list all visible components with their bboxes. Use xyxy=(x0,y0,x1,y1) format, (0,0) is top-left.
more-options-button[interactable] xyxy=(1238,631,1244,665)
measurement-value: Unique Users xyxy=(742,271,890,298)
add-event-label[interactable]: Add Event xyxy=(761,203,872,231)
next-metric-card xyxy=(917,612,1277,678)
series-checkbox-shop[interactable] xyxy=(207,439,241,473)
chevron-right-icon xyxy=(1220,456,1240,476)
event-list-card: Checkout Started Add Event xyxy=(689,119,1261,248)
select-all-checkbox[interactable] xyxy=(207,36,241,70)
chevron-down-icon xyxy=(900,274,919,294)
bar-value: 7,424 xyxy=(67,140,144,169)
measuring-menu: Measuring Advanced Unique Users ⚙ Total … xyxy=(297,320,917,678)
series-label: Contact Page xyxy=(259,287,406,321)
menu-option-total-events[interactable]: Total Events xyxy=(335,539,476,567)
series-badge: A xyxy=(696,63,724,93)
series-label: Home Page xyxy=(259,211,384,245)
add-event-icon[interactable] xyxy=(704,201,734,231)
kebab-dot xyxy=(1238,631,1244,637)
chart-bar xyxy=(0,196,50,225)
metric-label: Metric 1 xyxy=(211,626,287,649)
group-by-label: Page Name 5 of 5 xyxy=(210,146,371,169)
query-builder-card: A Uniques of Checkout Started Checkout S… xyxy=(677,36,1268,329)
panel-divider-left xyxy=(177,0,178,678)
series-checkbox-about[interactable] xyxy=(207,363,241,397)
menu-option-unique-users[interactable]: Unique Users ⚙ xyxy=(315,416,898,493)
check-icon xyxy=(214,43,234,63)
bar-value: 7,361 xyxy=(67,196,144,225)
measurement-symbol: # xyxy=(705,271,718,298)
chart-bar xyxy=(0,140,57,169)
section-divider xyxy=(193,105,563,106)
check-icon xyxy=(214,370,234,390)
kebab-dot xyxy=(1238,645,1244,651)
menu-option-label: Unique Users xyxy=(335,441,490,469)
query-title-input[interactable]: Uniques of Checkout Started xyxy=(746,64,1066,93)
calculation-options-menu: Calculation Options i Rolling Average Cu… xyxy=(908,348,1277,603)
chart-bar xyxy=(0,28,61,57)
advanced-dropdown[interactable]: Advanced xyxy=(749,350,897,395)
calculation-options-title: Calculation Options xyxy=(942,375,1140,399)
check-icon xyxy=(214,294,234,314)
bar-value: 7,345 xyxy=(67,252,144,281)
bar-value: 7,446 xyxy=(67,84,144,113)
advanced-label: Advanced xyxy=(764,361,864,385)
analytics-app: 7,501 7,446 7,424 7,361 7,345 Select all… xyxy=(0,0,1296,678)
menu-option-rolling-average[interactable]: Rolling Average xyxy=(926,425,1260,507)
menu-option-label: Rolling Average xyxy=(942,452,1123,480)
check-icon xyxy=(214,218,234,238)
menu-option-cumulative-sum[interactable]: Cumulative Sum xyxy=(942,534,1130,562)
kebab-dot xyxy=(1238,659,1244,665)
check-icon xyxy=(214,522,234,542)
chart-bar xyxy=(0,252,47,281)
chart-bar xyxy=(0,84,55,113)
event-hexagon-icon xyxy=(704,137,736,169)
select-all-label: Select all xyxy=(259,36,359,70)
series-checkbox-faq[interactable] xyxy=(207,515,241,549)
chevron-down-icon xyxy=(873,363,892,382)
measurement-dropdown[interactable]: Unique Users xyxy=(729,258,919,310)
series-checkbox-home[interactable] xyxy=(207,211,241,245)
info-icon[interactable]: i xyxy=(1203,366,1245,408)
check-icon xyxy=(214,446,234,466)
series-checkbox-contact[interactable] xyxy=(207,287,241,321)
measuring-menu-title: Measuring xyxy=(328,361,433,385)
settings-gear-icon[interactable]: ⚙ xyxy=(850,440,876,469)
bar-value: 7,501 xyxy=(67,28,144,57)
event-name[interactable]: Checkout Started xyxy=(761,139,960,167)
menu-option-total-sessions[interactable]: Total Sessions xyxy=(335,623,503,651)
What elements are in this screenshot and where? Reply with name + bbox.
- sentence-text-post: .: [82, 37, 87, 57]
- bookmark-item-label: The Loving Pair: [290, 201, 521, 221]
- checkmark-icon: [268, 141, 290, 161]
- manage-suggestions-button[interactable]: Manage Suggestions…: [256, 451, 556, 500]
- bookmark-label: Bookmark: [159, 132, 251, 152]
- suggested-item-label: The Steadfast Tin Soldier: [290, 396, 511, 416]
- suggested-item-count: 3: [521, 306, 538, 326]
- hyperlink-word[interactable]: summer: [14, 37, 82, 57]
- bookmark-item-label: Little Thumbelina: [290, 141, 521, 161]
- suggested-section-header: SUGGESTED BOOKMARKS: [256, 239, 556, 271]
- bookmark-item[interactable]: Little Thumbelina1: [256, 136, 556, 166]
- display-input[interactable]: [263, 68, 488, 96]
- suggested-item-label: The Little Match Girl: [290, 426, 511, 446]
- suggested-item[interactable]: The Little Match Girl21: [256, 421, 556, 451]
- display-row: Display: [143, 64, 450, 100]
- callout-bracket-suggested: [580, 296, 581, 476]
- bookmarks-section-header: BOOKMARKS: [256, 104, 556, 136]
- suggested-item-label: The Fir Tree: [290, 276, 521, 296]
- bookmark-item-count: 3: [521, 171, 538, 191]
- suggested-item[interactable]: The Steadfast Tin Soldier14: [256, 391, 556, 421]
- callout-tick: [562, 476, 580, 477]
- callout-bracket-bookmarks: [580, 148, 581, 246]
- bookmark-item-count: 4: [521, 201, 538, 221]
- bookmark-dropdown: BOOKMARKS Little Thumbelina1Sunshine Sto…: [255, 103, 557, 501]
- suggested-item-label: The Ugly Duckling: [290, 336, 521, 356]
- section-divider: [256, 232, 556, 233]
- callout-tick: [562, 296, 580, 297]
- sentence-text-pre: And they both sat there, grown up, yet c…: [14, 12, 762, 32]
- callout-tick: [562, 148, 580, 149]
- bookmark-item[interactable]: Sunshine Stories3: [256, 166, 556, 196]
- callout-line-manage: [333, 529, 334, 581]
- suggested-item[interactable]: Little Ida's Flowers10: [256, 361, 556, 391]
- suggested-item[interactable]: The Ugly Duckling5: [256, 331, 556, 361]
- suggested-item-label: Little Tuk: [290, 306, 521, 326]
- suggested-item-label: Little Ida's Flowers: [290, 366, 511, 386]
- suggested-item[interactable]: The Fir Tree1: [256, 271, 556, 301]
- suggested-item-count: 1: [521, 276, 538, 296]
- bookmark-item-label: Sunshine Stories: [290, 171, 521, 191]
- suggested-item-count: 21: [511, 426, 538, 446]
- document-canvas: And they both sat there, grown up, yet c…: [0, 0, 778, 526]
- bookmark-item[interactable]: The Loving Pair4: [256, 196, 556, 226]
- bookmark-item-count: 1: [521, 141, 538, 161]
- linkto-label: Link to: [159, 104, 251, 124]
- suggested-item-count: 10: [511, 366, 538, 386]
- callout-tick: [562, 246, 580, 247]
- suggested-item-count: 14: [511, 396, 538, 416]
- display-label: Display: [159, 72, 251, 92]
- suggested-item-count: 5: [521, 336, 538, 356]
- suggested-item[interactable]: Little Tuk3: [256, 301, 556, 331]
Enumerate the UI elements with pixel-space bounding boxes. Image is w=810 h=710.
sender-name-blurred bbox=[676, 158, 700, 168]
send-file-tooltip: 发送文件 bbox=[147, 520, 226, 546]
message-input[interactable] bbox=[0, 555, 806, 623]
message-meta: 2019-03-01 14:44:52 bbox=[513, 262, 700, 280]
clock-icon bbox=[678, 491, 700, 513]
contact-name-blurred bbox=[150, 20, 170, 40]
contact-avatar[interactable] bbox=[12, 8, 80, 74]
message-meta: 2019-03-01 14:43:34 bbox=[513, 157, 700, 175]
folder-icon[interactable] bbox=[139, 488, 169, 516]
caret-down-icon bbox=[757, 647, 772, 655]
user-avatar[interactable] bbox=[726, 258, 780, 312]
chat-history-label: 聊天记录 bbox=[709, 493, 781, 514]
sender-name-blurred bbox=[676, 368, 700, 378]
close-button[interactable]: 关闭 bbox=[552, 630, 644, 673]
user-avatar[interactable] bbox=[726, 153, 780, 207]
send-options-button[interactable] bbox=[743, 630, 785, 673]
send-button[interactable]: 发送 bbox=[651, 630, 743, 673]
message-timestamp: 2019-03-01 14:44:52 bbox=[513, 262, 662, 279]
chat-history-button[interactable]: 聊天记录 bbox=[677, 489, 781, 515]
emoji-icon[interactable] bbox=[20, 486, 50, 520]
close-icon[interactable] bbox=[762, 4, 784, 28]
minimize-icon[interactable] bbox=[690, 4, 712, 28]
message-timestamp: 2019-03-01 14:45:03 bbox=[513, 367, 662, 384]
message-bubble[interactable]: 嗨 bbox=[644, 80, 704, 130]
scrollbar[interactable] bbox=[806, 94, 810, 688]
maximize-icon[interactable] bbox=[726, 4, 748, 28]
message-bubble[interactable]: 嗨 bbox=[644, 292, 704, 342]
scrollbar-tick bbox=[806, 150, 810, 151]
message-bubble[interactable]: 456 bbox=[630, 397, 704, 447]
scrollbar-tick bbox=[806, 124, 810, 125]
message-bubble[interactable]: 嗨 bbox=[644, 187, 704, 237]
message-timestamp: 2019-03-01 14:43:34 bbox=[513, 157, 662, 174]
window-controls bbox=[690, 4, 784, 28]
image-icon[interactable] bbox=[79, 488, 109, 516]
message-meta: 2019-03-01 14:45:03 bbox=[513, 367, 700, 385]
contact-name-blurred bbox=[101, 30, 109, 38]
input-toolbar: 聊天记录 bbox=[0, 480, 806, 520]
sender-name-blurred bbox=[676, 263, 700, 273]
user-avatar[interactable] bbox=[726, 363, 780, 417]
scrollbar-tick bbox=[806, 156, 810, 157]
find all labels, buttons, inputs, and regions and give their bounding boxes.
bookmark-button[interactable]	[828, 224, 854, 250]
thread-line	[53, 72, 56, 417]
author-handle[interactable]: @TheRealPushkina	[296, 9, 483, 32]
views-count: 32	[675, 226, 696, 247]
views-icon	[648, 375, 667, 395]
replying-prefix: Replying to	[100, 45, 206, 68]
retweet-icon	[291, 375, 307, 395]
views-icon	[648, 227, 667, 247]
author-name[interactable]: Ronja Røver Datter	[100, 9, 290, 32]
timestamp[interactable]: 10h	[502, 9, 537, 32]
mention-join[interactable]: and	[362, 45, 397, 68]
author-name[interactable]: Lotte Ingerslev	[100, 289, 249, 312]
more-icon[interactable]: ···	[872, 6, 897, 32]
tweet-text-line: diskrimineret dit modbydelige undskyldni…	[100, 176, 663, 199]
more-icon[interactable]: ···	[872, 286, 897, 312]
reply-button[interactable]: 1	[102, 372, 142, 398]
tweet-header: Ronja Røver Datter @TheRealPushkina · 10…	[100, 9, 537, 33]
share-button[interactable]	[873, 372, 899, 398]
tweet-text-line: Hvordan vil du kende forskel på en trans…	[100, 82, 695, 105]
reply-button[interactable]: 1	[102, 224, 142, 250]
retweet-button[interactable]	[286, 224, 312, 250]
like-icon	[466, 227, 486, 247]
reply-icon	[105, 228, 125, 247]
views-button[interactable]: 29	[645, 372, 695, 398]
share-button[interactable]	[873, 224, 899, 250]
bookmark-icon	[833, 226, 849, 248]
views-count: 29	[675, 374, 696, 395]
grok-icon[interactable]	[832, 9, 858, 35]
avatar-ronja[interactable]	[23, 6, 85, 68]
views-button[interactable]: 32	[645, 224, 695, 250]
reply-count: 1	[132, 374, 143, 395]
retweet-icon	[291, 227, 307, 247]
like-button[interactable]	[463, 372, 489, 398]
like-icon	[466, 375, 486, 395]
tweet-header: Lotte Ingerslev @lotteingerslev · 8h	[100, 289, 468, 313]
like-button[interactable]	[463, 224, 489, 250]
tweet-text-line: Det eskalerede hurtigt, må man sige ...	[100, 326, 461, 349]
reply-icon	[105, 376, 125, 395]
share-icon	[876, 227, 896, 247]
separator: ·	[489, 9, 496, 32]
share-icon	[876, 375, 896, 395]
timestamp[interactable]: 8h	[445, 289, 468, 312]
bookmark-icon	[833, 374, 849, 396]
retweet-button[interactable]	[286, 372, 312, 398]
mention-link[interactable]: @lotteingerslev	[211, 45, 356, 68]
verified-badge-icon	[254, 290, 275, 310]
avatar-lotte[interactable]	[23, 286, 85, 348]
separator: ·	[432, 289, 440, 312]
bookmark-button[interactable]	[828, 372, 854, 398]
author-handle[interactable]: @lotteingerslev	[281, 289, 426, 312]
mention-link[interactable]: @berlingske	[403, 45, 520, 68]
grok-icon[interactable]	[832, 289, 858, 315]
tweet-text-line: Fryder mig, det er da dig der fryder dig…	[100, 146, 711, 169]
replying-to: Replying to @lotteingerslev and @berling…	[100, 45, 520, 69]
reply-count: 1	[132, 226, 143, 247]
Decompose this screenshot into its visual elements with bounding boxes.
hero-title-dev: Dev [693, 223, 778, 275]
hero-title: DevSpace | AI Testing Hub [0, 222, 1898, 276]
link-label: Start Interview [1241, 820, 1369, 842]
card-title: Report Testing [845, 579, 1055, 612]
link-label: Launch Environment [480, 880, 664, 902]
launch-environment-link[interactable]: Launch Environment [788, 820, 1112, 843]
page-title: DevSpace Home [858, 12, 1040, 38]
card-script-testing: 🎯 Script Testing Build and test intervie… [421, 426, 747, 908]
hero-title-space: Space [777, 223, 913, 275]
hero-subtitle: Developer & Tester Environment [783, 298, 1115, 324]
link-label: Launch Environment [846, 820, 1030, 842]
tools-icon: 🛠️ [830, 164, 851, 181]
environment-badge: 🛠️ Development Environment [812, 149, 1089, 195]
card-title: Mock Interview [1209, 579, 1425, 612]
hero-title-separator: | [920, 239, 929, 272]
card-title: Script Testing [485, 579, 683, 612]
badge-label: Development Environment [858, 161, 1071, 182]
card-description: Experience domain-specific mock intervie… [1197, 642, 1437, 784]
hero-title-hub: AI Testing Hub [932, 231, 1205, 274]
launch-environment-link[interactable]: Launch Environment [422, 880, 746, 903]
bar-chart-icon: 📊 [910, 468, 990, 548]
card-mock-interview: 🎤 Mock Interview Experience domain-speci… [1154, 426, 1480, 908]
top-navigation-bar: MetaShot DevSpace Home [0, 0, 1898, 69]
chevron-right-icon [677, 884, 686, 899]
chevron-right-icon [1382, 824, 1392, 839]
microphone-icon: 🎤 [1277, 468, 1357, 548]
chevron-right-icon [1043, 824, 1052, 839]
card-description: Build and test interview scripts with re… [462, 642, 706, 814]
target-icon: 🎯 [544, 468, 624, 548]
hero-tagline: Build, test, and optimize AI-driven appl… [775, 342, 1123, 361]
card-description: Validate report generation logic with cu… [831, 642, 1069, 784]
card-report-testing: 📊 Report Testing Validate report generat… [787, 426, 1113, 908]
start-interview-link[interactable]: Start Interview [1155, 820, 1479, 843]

[REQUIRED TASK] Transcribe, without alteration, the lines above from the first line of the records through the line that contains "bar-value: 7,424 xyxy=(67,140,144,169)", including both of these lines.

[WORKED ANSWER]
list all visible components with their bboxes. Use xyxy=(x0,y0,x1,y1) format, (0,0) is top-left.
more-options-button[interactable] xyxy=(1238,631,1244,665)
measurement-value: Unique Users xyxy=(742,271,890,298)
add-event-label[interactable]: Add Event xyxy=(761,203,872,231)
next-metric-card xyxy=(917,612,1277,678)
series-checkbox-shop[interactable] xyxy=(207,439,241,473)
chevron-right-icon xyxy=(1220,456,1240,476)
event-list-card: Checkout Started Add Event xyxy=(689,119,1261,248)
select-all-checkbox[interactable] xyxy=(207,36,241,70)
chevron-down-icon xyxy=(900,274,919,294)
bar-value: 7,424 xyxy=(67,140,144,169)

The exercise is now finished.